Stated task - Find and return each line containing "delimited".

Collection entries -

....

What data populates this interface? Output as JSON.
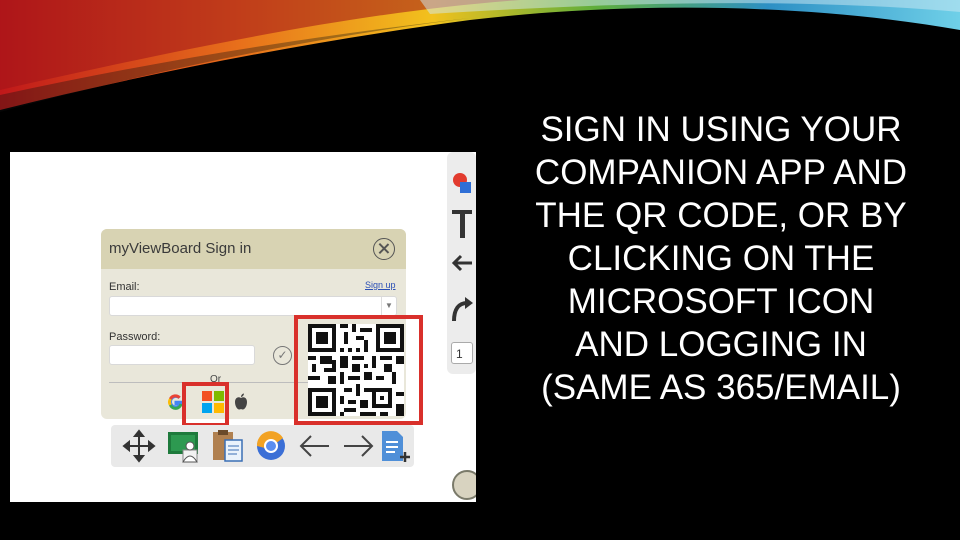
{
  "slide": {
    "title_lines": [
      "SIGN IN USING YOUR",
      "COMPANION APP AND",
      "THE QR CODE, OR BY",
      "CLICKING ON THE",
      "MICROSOFT ICON",
      "AND LOGGING IN",
      "(SAME AS 365/EMAIL)"
    ]
  },
  "signin_dialog": {
    "title": "myViewBoard Sign in",
    "email_label": "Email:",
    "signup_link": "Sign up",
    "email_value": "",
    "password_label": "Password:",
    "password_value": "",
    "or_text": "Or",
    "providers": [
      "google-icon",
      "microsoft-icon",
      "apple-icon"
    ]
  },
  "highlights": [
    "microsoft-icon",
    "qr-code"
  ],
  "bottom_toolbar": {
    "icons": [
      "move-icon",
      "classroom-icon",
      "clipboard-document-icon",
      "browser-icon",
      "arrow-left-icon",
      "arrow-right-icon",
      "add-page-icon"
    ]
  },
  "right_toolbar": {
    "page_number": "1",
    "icons": [
      "shapes-icon",
      "text-tool-icon",
      "undo-icon",
      "redo-icon"
    ]
  },
  "colors": {
    "highlight": "#d9302b",
    "dialog_header": "#d8d3b3",
    "dialog_body": "#e9e7da",
    "slide_background": "#000000",
    "slide_text": "#ffffff"
  }
}
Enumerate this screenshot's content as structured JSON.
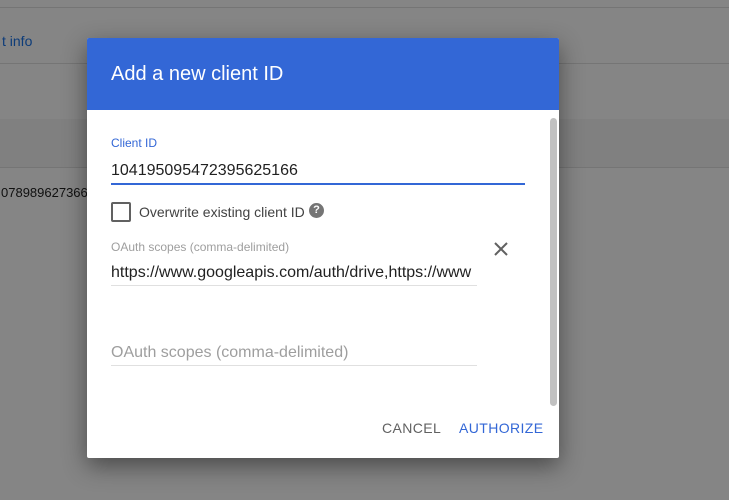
{
  "background": {
    "link_text": "t info",
    "row_value": "078989627366"
  },
  "dialog": {
    "title": "Add a new client ID",
    "client_id": {
      "label": "Client ID",
      "value": "104195095472395625166"
    },
    "overwrite": {
      "label": "Overwrite existing client ID",
      "checked": false,
      "help_icon": "help-icon"
    },
    "scopes": {
      "label": "OAuth scopes (comma-delimited)",
      "value": "https://www.googleapis.com/auth/drive,https://www",
      "remove_icon": "close-icon",
      "new_placeholder": "OAuth scopes (comma-delimited)"
    },
    "buttons": {
      "cancel": "CANCEL",
      "authorize": "AUTHORIZE"
    }
  },
  "colors": {
    "header": "#3367d6",
    "accent": "#3367d6",
    "scrim": "rgba(0,0,0,0.48)"
  }
}
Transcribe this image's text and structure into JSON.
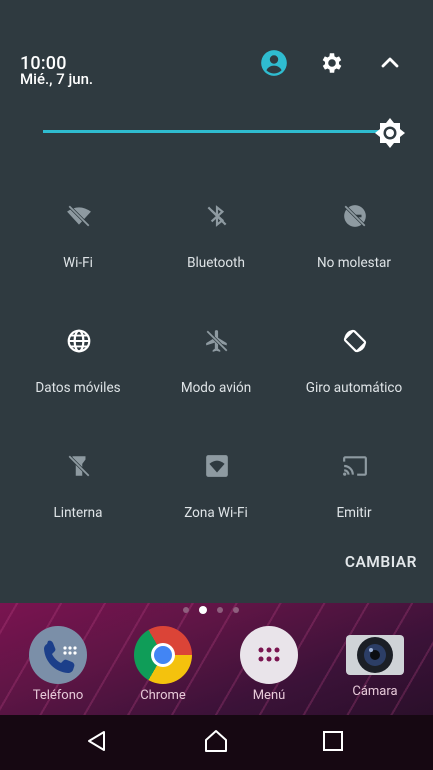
{
  "status": {
    "time": "10:00",
    "date": "Mié., 7 jun."
  },
  "header_icons": [
    "account-icon",
    "settings-icon",
    "collapse-chevron-icon"
  ],
  "brightness": {
    "level": 0.97,
    "accent": "#2fbcd0"
  },
  "tiles": [
    {
      "label": "Wi-Fi",
      "icon": "wifi-off-icon"
    },
    {
      "label": "Bluetooth",
      "icon": "bluetooth-off-icon"
    },
    {
      "label": "No molestar",
      "icon": "do-not-disturb-off-icon"
    },
    {
      "label": "Datos móviles",
      "icon": "globe-icon"
    },
    {
      "label": "Modo avión",
      "icon": "airplane-off-icon"
    },
    {
      "label": "Giro automático",
      "icon": "auto-rotate-icon"
    },
    {
      "label": "Linterna",
      "icon": "flashlight-off-icon"
    },
    {
      "label": "Zona Wi-Fi",
      "icon": "hotspot-icon"
    },
    {
      "label": "Emitir",
      "icon": "cast-icon"
    }
  ],
  "cambiar_label": "CAMBIAR",
  "dock": [
    {
      "label": "Teléfono",
      "icon": "phone-icon"
    },
    {
      "label": "Chrome",
      "icon": "chrome-icon"
    },
    {
      "label": "Menú",
      "icon": "app-menu-icon"
    },
    {
      "label": "Cámara",
      "icon": "camera-icon"
    }
  ],
  "nav": [
    "back-icon",
    "home-icon",
    "recents-icon"
  ]
}
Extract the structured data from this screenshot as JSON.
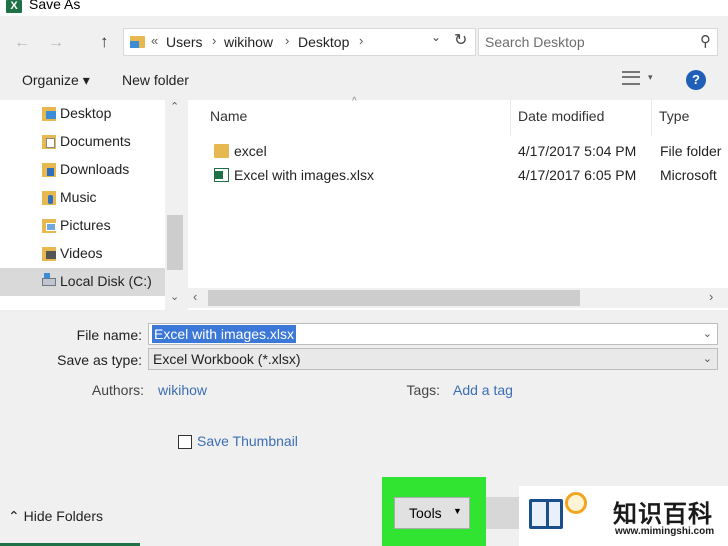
{
  "window": {
    "title": "Save As",
    "app_icon": "X"
  },
  "nav": {
    "back": "←",
    "forward": "→",
    "up": "↑"
  },
  "address": {
    "crumb_more": "«",
    "crumbs": [
      "Users",
      "wikihow",
      "Desktop"
    ],
    "dropdown": "⌄",
    "refresh": "↻"
  },
  "search": {
    "placeholder": "Search Desktop",
    "icon": "⚲"
  },
  "toolbar": {
    "organize": "Organize ▾",
    "new_folder": "New folder",
    "help": "?"
  },
  "sidebar": {
    "items": [
      {
        "label": "Desktop",
        "icon": "folder-desktop-icon"
      },
      {
        "label": "Documents",
        "icon": "folder-documents-icon"
      },
      {
        "label": "Downloads",
        "icon": "folder-downloads-icon"
      },
      {
        "label": "Music",
        "icon": "folder-music-icon"
      },
      {
        "label": "Pictures",
        "icon": "folder-pictures-icon"
      },
      {
        "label": "Videos",
        "icon": "folder-videos-icon"
      },
      {
        "label": "Local Disk (C:)",
        "icon": "drive-icon",
        "selected": true
      }
    ]
  },
  "files": {
    "columns": [
      "Name",
      "Date modified",
      "Type"
    ],
    "rows": [
      {
        "name": "excel",
        "date": "4/17/2017 5:04 PM",
        "type": "File folder",
        "icon": "folder-icon"
      },
      {
        "name": "Excel with images.xlsx",
        "date": "4/17/2017 6:05 PM",
        "type": "Microsoft",
        "icon": "excel-file-icon"
      }
    ]
  },
  "form": {
    "file_name_label": "File name:",
    "file_name_value": "Excel with images.xlsx",
    "save_type_label": "Save as type:",
    "save_type_value": "Excel Workbook (*.xlsx)",
    "authors_label": "Authors:",
    "authors_value": "wikihow",
    "tags_label": "Tags:",
    "tags_value": "Add a tag",
    "thumbnail_label": "Save Thumbnail"
  },
  "footer": {
    "hide_folders": "Hide Folders",
    "tools": "Tools"
  },
  "watermark": {
    "title": "知识百科",
    "url": "www.mimingshi.com"
  },
  "colors": {
    "highlight": "#31e431",
    "selection": "#3c78d8",
    "link": "#3c6eb4",
    "excel_green": "#1e7145"
  }
}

....

Output for this task -
      "label": "OAuth scopes (comma-delimited)",
      "new_placeholder": "OAuth scopes (comma-delimited)"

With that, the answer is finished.